■ Stated exercise
Using the listing below, copy every line that mentions "Validator".

■ Records supplied
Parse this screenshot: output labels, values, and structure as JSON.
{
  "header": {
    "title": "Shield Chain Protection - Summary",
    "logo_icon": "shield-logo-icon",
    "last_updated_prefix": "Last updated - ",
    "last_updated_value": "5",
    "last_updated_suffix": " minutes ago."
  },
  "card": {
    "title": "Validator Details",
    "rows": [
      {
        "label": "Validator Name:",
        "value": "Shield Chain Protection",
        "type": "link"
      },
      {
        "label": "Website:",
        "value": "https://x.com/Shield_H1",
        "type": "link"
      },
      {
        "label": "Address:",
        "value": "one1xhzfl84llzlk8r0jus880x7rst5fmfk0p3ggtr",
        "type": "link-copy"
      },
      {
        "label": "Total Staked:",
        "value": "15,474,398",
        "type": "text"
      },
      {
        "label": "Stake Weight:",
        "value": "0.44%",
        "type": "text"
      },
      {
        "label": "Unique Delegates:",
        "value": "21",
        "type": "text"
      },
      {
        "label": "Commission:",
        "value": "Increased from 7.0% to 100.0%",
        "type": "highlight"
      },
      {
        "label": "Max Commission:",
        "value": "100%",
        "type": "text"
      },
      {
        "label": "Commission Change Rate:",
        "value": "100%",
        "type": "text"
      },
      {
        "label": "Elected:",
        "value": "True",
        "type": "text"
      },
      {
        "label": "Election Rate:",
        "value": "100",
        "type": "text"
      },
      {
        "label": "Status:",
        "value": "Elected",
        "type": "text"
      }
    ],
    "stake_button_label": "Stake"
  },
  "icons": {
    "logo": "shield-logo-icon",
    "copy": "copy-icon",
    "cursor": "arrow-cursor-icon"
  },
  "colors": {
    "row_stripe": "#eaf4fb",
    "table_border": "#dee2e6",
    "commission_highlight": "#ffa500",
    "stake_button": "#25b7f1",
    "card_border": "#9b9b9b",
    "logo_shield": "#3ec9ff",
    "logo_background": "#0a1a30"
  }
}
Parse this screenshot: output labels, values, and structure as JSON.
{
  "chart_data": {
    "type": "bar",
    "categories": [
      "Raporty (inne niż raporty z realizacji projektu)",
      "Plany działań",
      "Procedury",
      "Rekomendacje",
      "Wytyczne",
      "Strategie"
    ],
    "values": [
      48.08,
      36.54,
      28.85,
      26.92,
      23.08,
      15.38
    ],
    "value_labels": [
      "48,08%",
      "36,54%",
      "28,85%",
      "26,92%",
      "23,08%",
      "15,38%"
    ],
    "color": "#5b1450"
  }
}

■ Completed task
    "title": "Validator Details",
        "label": "Validator Name:",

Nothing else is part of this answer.